## WHAT THIS TASK INVOLVES
Filter these entries so that only lines with the word "Birka" remain.

Collected data entries
☆ ☆ ☆ ☆

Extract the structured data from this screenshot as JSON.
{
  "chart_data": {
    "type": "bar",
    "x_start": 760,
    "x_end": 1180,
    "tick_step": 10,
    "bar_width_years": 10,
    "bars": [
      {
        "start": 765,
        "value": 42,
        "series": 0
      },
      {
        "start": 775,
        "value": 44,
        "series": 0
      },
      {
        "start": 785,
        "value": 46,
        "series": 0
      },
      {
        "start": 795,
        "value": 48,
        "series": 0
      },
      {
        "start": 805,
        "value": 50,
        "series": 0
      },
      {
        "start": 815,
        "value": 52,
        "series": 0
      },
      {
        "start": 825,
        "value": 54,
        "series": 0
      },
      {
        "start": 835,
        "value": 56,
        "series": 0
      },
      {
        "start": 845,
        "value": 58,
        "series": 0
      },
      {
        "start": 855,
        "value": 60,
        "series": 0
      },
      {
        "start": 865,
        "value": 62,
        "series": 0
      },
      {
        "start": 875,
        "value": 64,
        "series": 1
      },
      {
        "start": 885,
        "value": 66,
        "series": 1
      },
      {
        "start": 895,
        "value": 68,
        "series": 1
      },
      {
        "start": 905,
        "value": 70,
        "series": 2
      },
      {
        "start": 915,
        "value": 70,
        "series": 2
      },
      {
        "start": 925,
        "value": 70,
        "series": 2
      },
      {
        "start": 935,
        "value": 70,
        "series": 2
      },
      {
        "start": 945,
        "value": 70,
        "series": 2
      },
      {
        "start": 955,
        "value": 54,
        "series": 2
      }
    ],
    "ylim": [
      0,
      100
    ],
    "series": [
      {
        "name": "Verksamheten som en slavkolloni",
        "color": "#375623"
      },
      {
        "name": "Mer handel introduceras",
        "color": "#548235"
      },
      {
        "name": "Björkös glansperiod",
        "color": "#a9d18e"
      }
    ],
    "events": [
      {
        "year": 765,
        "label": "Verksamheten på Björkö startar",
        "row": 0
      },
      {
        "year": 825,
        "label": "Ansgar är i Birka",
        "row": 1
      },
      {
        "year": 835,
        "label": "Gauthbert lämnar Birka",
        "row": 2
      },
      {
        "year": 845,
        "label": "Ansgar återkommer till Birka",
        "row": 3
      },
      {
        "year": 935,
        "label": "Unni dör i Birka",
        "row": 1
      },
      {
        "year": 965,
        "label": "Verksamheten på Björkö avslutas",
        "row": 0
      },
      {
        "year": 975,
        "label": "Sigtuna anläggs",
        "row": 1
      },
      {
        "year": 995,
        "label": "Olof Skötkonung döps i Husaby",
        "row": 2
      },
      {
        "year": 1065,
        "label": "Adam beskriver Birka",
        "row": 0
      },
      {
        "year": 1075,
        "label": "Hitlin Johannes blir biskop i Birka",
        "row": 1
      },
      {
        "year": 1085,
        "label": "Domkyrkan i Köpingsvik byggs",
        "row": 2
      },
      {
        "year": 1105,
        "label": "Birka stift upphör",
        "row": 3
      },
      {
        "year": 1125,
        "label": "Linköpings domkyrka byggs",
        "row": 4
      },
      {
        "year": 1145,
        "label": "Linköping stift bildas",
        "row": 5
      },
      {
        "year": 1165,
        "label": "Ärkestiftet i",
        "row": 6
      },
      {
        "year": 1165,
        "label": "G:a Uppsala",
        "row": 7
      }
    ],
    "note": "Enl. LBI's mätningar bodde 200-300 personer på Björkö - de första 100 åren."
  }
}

☆ ☆ ☆ ☆

## ANSWER TO THIS TASK
        "label": "Ansgar är i Birka",
        "label": "Gauthbert lämnar Birka",
        "label": "Ansgar återkommer till Birka",
        "label": "Unni dör i Birka",
        "label": "Adam beskriver Birka",
        "label": "Hitlin Johannes blir biskop i Birka",
        "label": "Birka stift upphör",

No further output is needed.